> INSTRUCTION: Your task is to restate the data word for word.

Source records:
————
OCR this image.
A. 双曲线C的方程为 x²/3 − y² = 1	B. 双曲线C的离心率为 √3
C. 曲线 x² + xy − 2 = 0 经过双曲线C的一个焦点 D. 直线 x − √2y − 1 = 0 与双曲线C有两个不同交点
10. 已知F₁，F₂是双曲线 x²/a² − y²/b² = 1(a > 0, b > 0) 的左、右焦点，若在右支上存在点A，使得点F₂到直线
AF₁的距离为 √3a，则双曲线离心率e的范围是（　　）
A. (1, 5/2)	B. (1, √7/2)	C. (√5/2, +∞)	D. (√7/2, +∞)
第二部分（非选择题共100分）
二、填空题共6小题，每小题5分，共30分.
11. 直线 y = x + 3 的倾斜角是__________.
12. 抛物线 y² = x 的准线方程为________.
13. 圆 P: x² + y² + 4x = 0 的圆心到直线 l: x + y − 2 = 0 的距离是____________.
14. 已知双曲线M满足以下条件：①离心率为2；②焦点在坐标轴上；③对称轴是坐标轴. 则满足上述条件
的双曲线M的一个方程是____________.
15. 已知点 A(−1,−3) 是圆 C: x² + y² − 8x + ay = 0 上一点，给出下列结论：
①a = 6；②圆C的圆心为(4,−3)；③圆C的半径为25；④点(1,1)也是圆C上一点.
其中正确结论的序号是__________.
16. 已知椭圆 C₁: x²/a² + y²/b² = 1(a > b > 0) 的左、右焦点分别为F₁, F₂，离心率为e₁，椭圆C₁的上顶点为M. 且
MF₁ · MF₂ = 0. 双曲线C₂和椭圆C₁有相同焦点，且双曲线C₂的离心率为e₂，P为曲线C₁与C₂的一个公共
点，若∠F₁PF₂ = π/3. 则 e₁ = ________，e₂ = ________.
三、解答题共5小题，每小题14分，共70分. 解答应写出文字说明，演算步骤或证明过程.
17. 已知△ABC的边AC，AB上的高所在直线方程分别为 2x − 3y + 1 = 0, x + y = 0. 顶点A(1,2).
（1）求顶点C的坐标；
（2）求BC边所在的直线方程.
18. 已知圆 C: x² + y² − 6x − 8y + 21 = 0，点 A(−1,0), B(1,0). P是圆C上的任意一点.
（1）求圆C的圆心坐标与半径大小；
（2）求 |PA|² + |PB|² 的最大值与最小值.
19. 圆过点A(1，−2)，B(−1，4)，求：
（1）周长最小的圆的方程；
————
> OUTPUT FOR THIS EXERCISE:
OCR this image.
A. 双曲线C的方程为 x²/3 − y² = 1	B. 双曲线C的离心率为 √3
C. 曲线 x² + xy − 2 = 0 经过双曲线C的一个焦点 D. 直线 x − √2y − 1 = 0 与双曲线C有两个不同交点
10. 已知F₁，F₂是双曲线 x²/a² − y²/b² = 1(a > 0, b > 0) 的左、右焦点，若在右支上存在点A，使得点F₂到直线
AF₁的距离为 √3a，则双曲线离心率e的范围是（　　）
A. (1, 5/2)	B. (1, √7/2)	C. (√5/2, +∞)	D. (√7/2, +∞)
第二部分（非选择题共100分）
二、填空题共6小题，每小题5分，共30分.
11. 直线 y = x + 3 的倾斜角是__________.
12. 抛物线 y² = x 的准线方程为________.
13. 圆 P: x² + y² + 4x = 0 的圆心到直线 l: x + y − 2 = 0 的距离是____________.
14. 已知双曲线M满足以下条件：①离心率为2；②焦点在坐标轴上；③对称轴是坐标轴. 则满足上述条件
的双曲线M的一个方程是____________.
15. 已知点 A(−1,−3) 是圆 C: x² + y² − 8x + ay = 0 上一点，给出下列结论：
①a = 6；②圆C的圆心为(4,−3)；③圆C的半径为25；④点(1,1)也是圆C上一点.
其中正确结论的序号是__________.
16. 已知椭圆 C₁: x²/a² + y²/b² = 1(a > b > 0) 的左、右焦点分别为F₁, F₂，离心率为e₁，椭圆C₁的上顶点为M. 且
MF₁ · MF₂ = 0. 双曲线C₂和椭圆C₁有相同焦点，且双曲线C₂的离心率为e₂，P为曲线C₁与C₂的一个公共
点，若∠F₁PF₂ = π/3. 则 e₁ = ________，e₂ = ________.
三、解答题共5小题，每小题14分，共70分. 解答应写出文字说明，演算步骤或证明过程.
17. 已知△ABC的边AC，AB上的高所在直线方程分别为 2x − 3y + 1 = 0, x + y = 0. 顶点A(1,2).
（1）求顶点C的坐标；
（2）求BC边所在的直线方程.
18. 已知圆 C: x² + y² − 6x − 8y + 21 = 0，点 A(−1,0), B(1,0). P是圆C上的任意一点.
（1）求圆C的圆心坐标与半径大小；
（2）求 |PA|² + |PB|² 的最大值与最小值.
19. 圆过点A(1，−2)，B(−1，4)，求：
（1）周长最小的圆的方程；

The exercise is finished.